**Try it:**
Each line below should be quoted exactly, please.

**The data:**
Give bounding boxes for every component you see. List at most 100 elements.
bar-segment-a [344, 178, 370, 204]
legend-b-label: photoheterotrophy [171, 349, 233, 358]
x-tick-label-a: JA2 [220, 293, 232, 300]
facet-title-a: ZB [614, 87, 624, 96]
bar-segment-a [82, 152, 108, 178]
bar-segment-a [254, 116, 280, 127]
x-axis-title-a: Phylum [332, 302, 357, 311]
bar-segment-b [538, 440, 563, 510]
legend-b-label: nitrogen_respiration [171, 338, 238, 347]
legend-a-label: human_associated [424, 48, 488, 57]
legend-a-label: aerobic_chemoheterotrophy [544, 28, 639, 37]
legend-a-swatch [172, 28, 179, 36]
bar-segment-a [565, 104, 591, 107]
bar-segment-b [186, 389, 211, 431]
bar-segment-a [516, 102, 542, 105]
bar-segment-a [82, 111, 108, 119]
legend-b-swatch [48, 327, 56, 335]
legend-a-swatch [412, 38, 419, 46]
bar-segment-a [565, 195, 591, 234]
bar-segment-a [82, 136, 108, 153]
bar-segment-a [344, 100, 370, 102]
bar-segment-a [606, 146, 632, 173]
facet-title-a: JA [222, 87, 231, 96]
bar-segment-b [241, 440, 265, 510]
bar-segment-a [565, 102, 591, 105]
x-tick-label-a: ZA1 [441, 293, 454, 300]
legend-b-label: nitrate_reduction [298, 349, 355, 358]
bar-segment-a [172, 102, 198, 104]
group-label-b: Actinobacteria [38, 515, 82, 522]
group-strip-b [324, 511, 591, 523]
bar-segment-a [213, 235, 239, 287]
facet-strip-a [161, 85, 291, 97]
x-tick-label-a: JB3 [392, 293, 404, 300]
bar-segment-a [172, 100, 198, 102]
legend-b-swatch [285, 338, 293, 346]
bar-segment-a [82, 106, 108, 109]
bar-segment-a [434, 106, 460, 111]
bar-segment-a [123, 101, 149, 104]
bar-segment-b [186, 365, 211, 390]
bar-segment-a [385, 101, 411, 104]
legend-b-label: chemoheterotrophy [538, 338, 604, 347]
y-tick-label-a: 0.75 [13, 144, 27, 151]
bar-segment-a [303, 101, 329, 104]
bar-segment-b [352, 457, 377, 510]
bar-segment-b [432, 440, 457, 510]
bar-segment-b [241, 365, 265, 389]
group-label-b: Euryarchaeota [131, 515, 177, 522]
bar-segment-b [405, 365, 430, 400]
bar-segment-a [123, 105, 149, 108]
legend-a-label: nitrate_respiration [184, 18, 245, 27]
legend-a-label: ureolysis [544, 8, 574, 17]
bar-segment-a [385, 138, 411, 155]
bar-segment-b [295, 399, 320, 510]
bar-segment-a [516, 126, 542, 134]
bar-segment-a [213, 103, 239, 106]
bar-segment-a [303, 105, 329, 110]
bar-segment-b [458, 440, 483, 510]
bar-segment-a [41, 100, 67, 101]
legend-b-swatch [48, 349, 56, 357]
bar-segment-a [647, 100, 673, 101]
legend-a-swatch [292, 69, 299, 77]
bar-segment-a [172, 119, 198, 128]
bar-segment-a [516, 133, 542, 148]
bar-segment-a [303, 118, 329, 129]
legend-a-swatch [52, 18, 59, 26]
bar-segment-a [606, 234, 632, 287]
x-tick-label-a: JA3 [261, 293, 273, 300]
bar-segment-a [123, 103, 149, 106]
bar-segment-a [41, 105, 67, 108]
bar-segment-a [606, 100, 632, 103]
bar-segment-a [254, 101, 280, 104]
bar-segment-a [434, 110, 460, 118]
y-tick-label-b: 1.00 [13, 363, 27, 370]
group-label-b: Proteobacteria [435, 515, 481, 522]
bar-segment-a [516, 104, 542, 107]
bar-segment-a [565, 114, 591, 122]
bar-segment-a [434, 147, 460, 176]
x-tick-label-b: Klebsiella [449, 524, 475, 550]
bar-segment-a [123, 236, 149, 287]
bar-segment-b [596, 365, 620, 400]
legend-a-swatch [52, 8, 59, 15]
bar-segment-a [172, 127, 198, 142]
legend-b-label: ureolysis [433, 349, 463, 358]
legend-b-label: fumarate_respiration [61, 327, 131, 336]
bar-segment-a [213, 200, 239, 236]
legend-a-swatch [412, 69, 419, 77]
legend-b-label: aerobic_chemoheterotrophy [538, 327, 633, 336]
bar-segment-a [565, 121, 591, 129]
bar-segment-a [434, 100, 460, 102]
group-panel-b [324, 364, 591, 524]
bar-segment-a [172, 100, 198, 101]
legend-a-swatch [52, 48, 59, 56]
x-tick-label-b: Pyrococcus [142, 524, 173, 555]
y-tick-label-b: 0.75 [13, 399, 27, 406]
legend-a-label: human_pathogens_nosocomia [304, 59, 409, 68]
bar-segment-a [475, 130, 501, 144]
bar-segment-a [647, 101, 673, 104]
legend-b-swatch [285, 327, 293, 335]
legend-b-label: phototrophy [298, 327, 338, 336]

**Your solution:**
Give bounding boxes for every component you see. List at most 100 elements.
bar-segment-a [344, 178, 370, 204]
legend-b-label: photoheterotrophy [171, 349, 233, 358]
x-tick-label-a: JA2 [220, 293, 232, 300]
facet-title-a: ZB [614, 87, 624, 96]
bar-segment-a [82, 152, 108, 178]
bar-segment-a [254, 116, 280, 127]
x-axis-title-a: Phylum [332, 302, 357, 311]
bar-segment-b [538, 440, 563, 510]
legend-b-label: nitrogen_respiration [171, 338, 238, 347]
legend-a-label: human_associated [424, 48, 488, 57]
legend-a-label: aerobic_chemoheterotrophy [544, 28, 639, 37]
legend-a-swatch [172, 28, 179, 36]
bar-segment-a [565, 104, 591, 107]
bar-segment-b [186, 389, 211, 431]
bar-segment-a [516, 102, 542, 105]
bar-segment-a [82, 111, 108, 119]
legend-b-swatch [48, 327, 56, 335]
legend-a-swatch [412, 38, 419, 46]
bar-segment-a [565, 195, 591, 234]
bar-segment-a [82, 136, 108, 153]
bar-segment-a [344, 100, 370, 102]
bar-segment-a [606, 146, 632, 173]
facet-title-a: JA [222, 87, 231, 96]
bar-segment-b [241, 440, 265, 510]
bar-segment-a [565, 102, 591, 105]
x-tick-label-a: ZA1 [441, 293, 454, 300]
legend-b-label: nitrate_reduction [298, 349, 355, 358]
bar-segment-a [172, 102, 198, 104]
group-label-b: Actinobacteria [38, 515, 82, 522]
group-strip-b [324, 511, 591, 523]
bar-segment-a [213, 235, 239, 287]
facet-strip-a [161, 85, 291, 97]
x-tick-label-a: JB3 [392, 293, 404, 300]
bar-segment-a [172, 100, 198, 102]
legend-b-swatch [285, 338, 293, 346]
bar-segment-a [82, 106, 108, 109]
bar-segment-a [434, 106, 460, 111]
bar-segment-a [123, 101, 149, 104]
bar-segment-b [186, 365, 211, 390]
bar-segment-a [385, 101, 411, 104]
legend-b-label: chemoheterotrophy [538, 338, 604, 347]
y-tick-label-a: 0.75 [13, 144, 27, 151]
bar-segment-a [303, 101, 329, 104]
bar-segment-b [352, 457, 377, 510]
bar-segment-b [432, 440, 457, 510]
bar-segment-b [241, 365, 265, 389]
group-label-b: Euryarchaeota [131, 515, 177, 522]
bar-segment-b [405, 365, 430, 400]
bar-segment-a [123, 105, 149, 108]
legend-a-label: nitrate_respiration [184, 18, 245, 27]
legend-a-label: ureolysis [544, 8, 574, 17]
bar-segment-a [385, 138, 411, 155]
bar-segment-b [295, 399, 320, 510]
bar-segment-a [516, 126, 542, 134]
bar-segment-a [213, 103, 239, 106]
bar-segment-a [303, 105, 329, 110]
bar-segment-b [458, 440, 483, 510]
bar-segment-a [41, 100, 67, 101]
legend-b-swatch [48, 349, 56, 357]
bar-segment-a [647, 100, 673, 101]
legend-a-swatch [292, 69, 299, 77]
bar-segment-a [172, 119, 198, 128]
bar-segment-a [516, 133, 542, 148]
bar-segment-a [303, 118, 329, 129]
legend-a-swatch [52, 18, 59, 26]
bar-segment-a [606, 234, 632, 287]
x-tick-label-a: JA3 [261, 293, 273, 300]
bar-segment-a [123, 103, 149, 106]
bar-segment-a [41, 105, 67, 108]
bar-segment-a [606, 100, 632, 103]
bar-segment-a [254, 101, 280, 104]
bar-segment-a [434, 110, 460, 118]
y-tick-label-b: 1.00 [13, 363, 27, 370]
group-label-b: Proteobacteria [435, 515, 481, 522]
bar-segment-a [516, 104, 542, 107]
bar-segment-a [565, 114, 591, 122]
bar-segment-a [434, 147, 460, 176]
x-tick-label-b: Klebsiella [449, 524, 475, 550]
bar-segment-a [123, 236, 149, 287]
bar-segment-b [596, 365, 620, 400]
legend-a-swatch [52, 8, 59, 15]
bar-segment-a [172, 127, 198, 142]
legend-b-label: ureolysis [433, 349, 463, 358]
legend-b-label: fumarate_respiration [61, 327, 131, 336]
bar-segment-a [213, 200, 239, 236]
legend-a-swatch [412, 69, 419, 77]
legend-b-label: aerobic_chemoheterotrophy [538, 327, 633, 336]
bar-segment-a [565, 121, 591, 129]
bar-segment-a [434, 100, 460, 102]
group-panel-b [324, 364, 591, 524]
bar-segment-a [172, 100, 198, 101]
legend-a-swatch [52, 48, 59, 56]
x-tick-label-b: Pyrococcus [142, 524, 173, 555]
y-tick-label-b: 0.75 [13, 399, 27, 406]
legend-a-label: human_pathogens_nosocomia [304, 59, 409, 68]
bar-segment-a [475, 130, 501, 144]
bar-segment-a [647, 101, 673, 104]
legend-b-swatch [285, 327, 293, 335]
legend-b-label: phototrophy [298, 327, 338, 336]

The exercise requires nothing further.